### Your task
Narrow the data below down to the lines containing "background".

** START Data provided **

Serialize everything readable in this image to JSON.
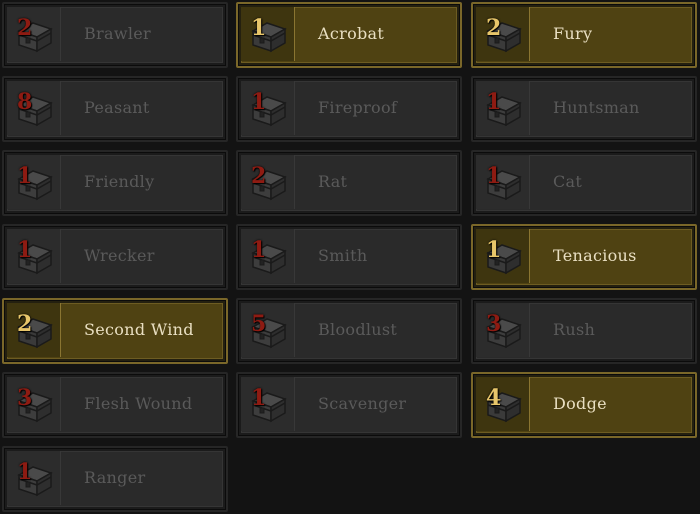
{
  "colors": {
    "background": "#131313",
    "tile_inactive": "#2a2a2a",
    "tile_active": "#4f4212",
    "active_border": "#7a6729",
    "count_inactive": "#8e1b12",
    "count_active": "#e8c66a",
    "label_inactive": "#5a5a5a",
    "label_active": "#e9dfc2"
  },
  "traits": [
    {
      "name": "Brawler",
      "count": "2",
      "active": false,
      "icon": "chest-icon"
    },
    {
      "name": "Acrobat",
      "count": "1",
      "active": true,
      "icon": "chest-icon"
    },
    {
      "name": "Fury",
      "count": "2",
      "active": true,
      "icon": "chest-icon"
    },
    {
      "name": "Peasant",
      "count": "8",
      "active": false,
      "icon": "chest-icon"
    },
    {
      "name": "Fireproof",
      "count": "1",
      "active": false,
      "icon": "chest-icon"
    },
    {
      "name": "Huntsman",
      "count": "1",
      "active": false,
      "icon": "chest-icon"
    },
    {
      "name": "Friendly",
      "count": "1",
      "active": false,
      "icon": "chest-icon"
    },
    {
      "name": "Rat",
      "count": "2",
      "active": false,
      "icon": "chest-icon"
    },
    {
      "name": "Cat",
      "count": "1",
      "active": false,
      "icon": "chest-icon"
    },
    {
      "name": "Wrecker",
      "count": "1",
      "active": false,
      "icon": "chest-icon"
    },
    {
      "name": "Smith",
      "count": "1",
      "active": false,
      "icon": "chest-icon"
    },
    {
      "name": "Tenacious",
      "count": "1",
      "active": true,
      "icon": "chest-icon"
    },
    {
      "name": "Second Wind",
      "count": "2",
      "active": true,
      "icon": "chest-icon"
    },
    {
      "name": "Bloodlust",
      "count": "5",
      "active": false,
      "icon": "chest-icon"
    },
    {
      "name": "Rush",
      "count": "3",
      "active": false,
      "icon": "chest-icon"
    },
    {
      "name": "Flesh Wound",
      "count": "3",
      "active": false,
      "icon": "chest-icon"
    },
    {
      "name": "Scavenger",
      "count": "1",
      "active": false,
      "icon": "chest-icon"
    },
    {
      "name": "Dodge",
      "count": "4",
      "active": true,
      "icon": "chest-icon"
    },
    {
      "name": "Ranger",
      "count": "1",
      "active": false,
      "icon": "chest-icon"
    }
  ]
}
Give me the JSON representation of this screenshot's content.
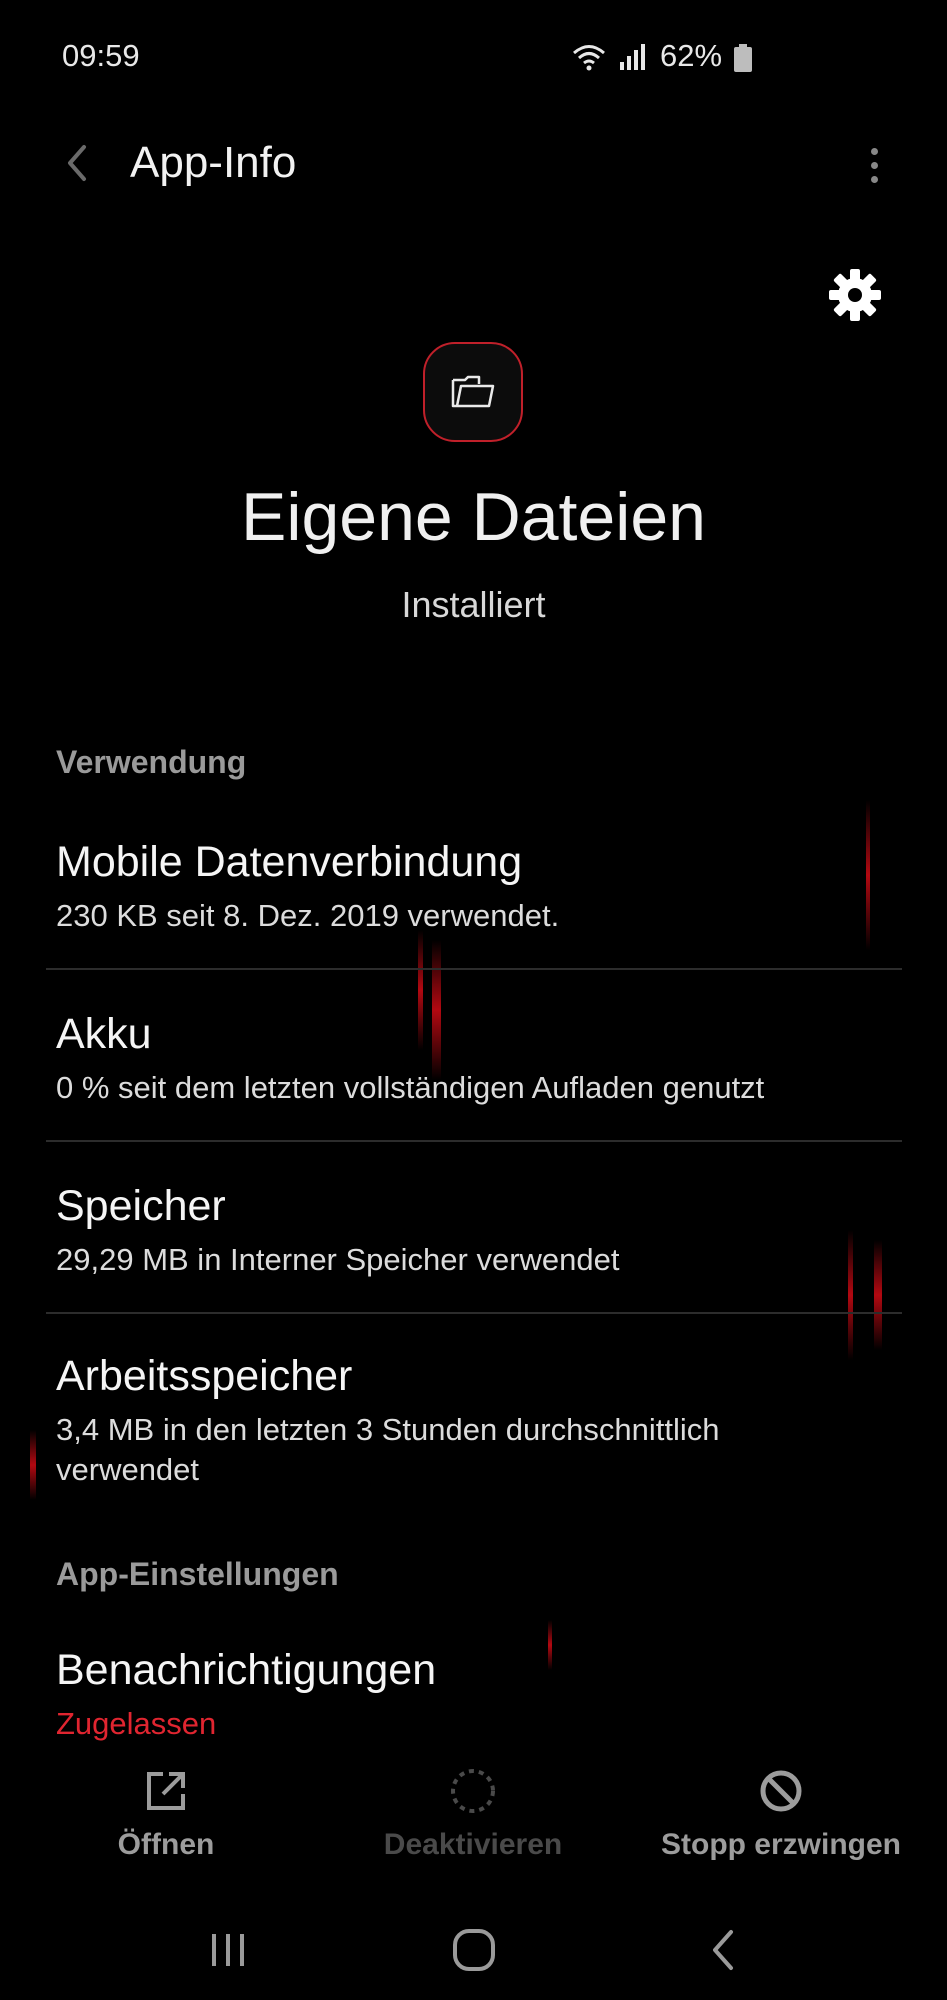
{
  "status_bar": {
    "time": "09:59",
    "battery_percent": "62%",
    "icons": [
      "wifi-icon",
      "signal-icon",
      "battery-icon"
    ]
  },
  "top_bar": {
    "title": "App-Info",
    "back_icon": "back-arrow-icon",
    "more_icon": "more-vert-icon"
  },
  "app": {
    "name": "Eigene Dateien",
    "status": "Installiert",
    "icon": "folder-icon",
    "settings_icon": "gear-icon"
  },
  "sections": {
    "usage_header": "Verwendung",
    "usage_items": [
      {
        "title": "Mobile Datenverbindung",
        "subtitle": "230 KB seit 8. Dez. 2019 verwendet."
      },
      {
        "title": "Akku",
        "subtitle": "0 % seit dem letzten vollständigen Aufladen genutzt"
      },
      {
        "title": "Speicher",
        "subtitle": "29,29 MB in Interner Speicher verwendet"
      },
      {
        "title": "Arbeitsspeicher",
        "subtitle": "3,4 MB in den letzten 3 Stunden durchschnittlich verwendet"
      }
    ],
    "settings_header": "App-Einstellungen",
    "settings_items": [
      {
        "title": "Benachrichtigungen",
        "subtitle": "Zugelassen"
      }
    ]
  },
  "actions": [
    {
      "label": "Öffnen",
      "icon": "open-external-icon",
      "enabled": true
    },
    {
      "label": "Deaktivieren",
      "icon": "disable-circle-icon",
      "enabled": false
    },
    {
      "label": "Stopp erzwingen",
      "icon": "stop-block-icon",
      "enabled": true
    }
  ],
  "nav_bar": [
    "recents-icon",
    "home-icon",
    "back-icon"
  ],
  "colors": {
    "background": "#000000",
    "accent": "#e02530",
    "secondary_text": "#9a9a9a"
  }
}
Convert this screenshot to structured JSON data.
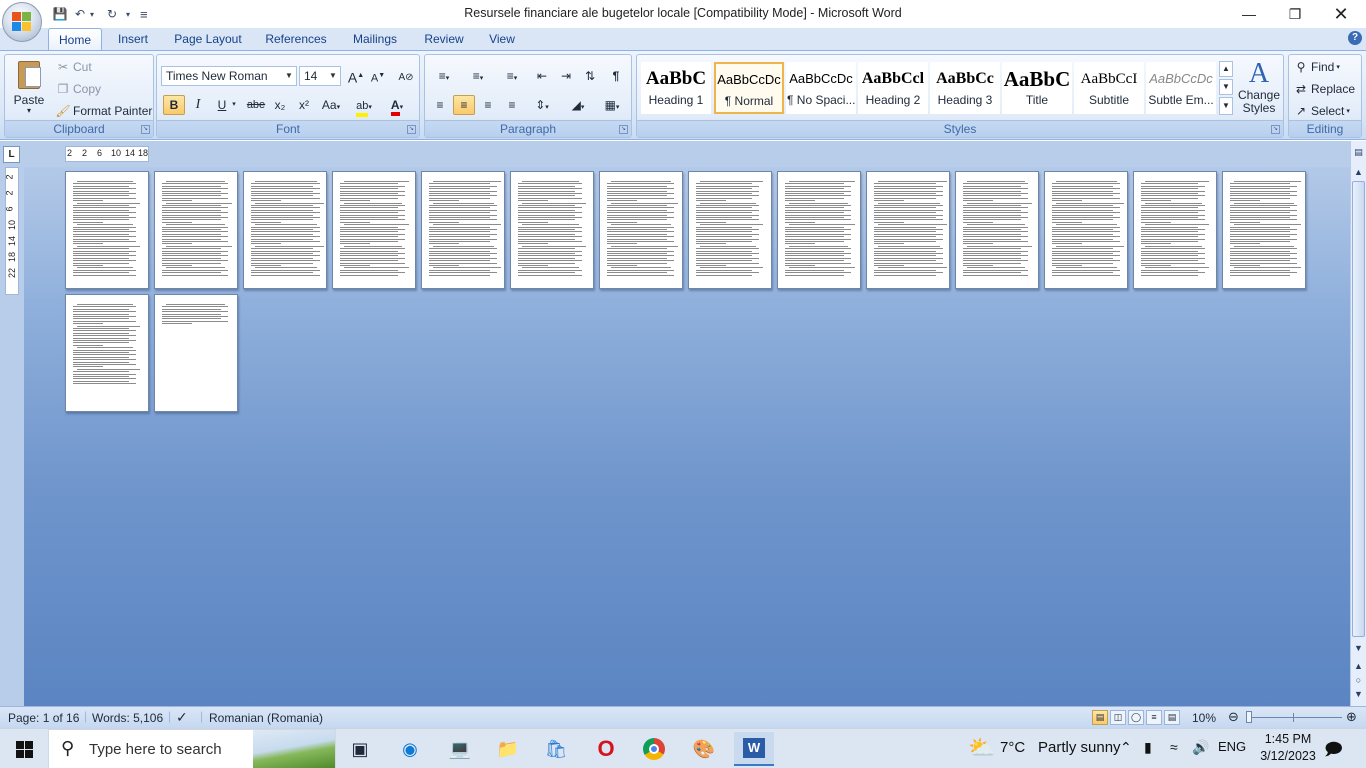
{
  "window": {
    "title": "Resursele financiare ale bugetelor locale [Compatibility Mode] - Microsoft Word",
    "controls": [
      "minimize",
      "restore",
      "close"
    ]
  },
  "quick_access": {
    "undo_icon": "undo-icon",
    "redo_icon": "redo-icon",
    "save_icon": "save-icon"
  },
  "ribbon": {
    "tabs": [
      "Home",
      "Insert",
      "Page Layout",
      "References",
      "Mailings",
      "Review",
      "View"
    ],
    "active_tab": "Home",
    "clipboard": {
      "label": "Clipboard",
      "paste": "Paste",
      "cut": "Cut",
      "copy": "Copy",
      "format_painter": "Format Painter"
    },
    "font": {
      "label": "Font",
      "family": "Times New Roman",
      "size": "14",
      "grow": "A",
      "shrink": "A",
      "bold": "B",
      "italic": "I",
      "underline": "U",
      "strike": "abe",
      "subscript": "x₂",
      "superscript": "x²",
      "change_case": "Aa",
      "highlight": "ab",
      "font_color": "A"
    },
    "paragraph": {
      "label": "Paragraph"
    },
    "styles": {
      "label": "Styles",
      "items": [
        {
          "preview": "AaBbC",
          "name": "Heading 1"
        },
        {
          "preview": "AaBbCcDc",
          "name": "¶ Normal"
        },
        {
          "preview": "AaBbCcDc",
          "name": "¶ No Spaci..."
        },
        {
          "preview": "AaBbCcl",
          "name": "Heading 2"
        },
        {
          "preview": "AaBbCc",
          "name": "Heading 3"
        },
        {
          "preview": "AaBbC",
          "name": "Title"
        },
        {
          "preview": "AaBbCcI",
          "name": "Subtitle"
        },
        {
          "preview": "AaBbCcDc",
          "name": "Subtle Em..."
        }
      ],
      "selected_index": 1,
      "change_styles": "Change Styles"
    },
    "editing": {
      "label": "Editing",
      "find": "Find",
      "replace": "Replace",
      "select": "Select"
    }
  },
  "ruler": {
    "tab_selector": "L",
    "h_labels": [
      "2",
      "2",
      "6",
      "10",
      "14",
      "18"
    ],
    "v_labels": [
      "2",
      "2",
      "6",
      "10",
      "14",
      "18",
      "22"
    ]
  },
  "document": {
    "page_count": 16
  },
  "status": {
    "page": "Page: 1 of 16",
    "words": "Words: 5,106",
    "language": "Romanian (Romania)",
    "zoom": "10%"
  },
  "taskbar": {
    "search_placeholder": "Type here to search",
    "weather_temp": "7°C",
    "weather_text": "Partly sunny",
    "lang": "ENG",
    "time": "1:45 PM",
    "date": "3/12/2023"
  },
  "colors": {
    "ribbon_bg": "#dbe7f7",
    "doc_bg": "#6f95cc",
    "accent": "#15428b"
  }
}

** END Data provided **

### Full output
    "background": "#131313",
    "background": "#000000",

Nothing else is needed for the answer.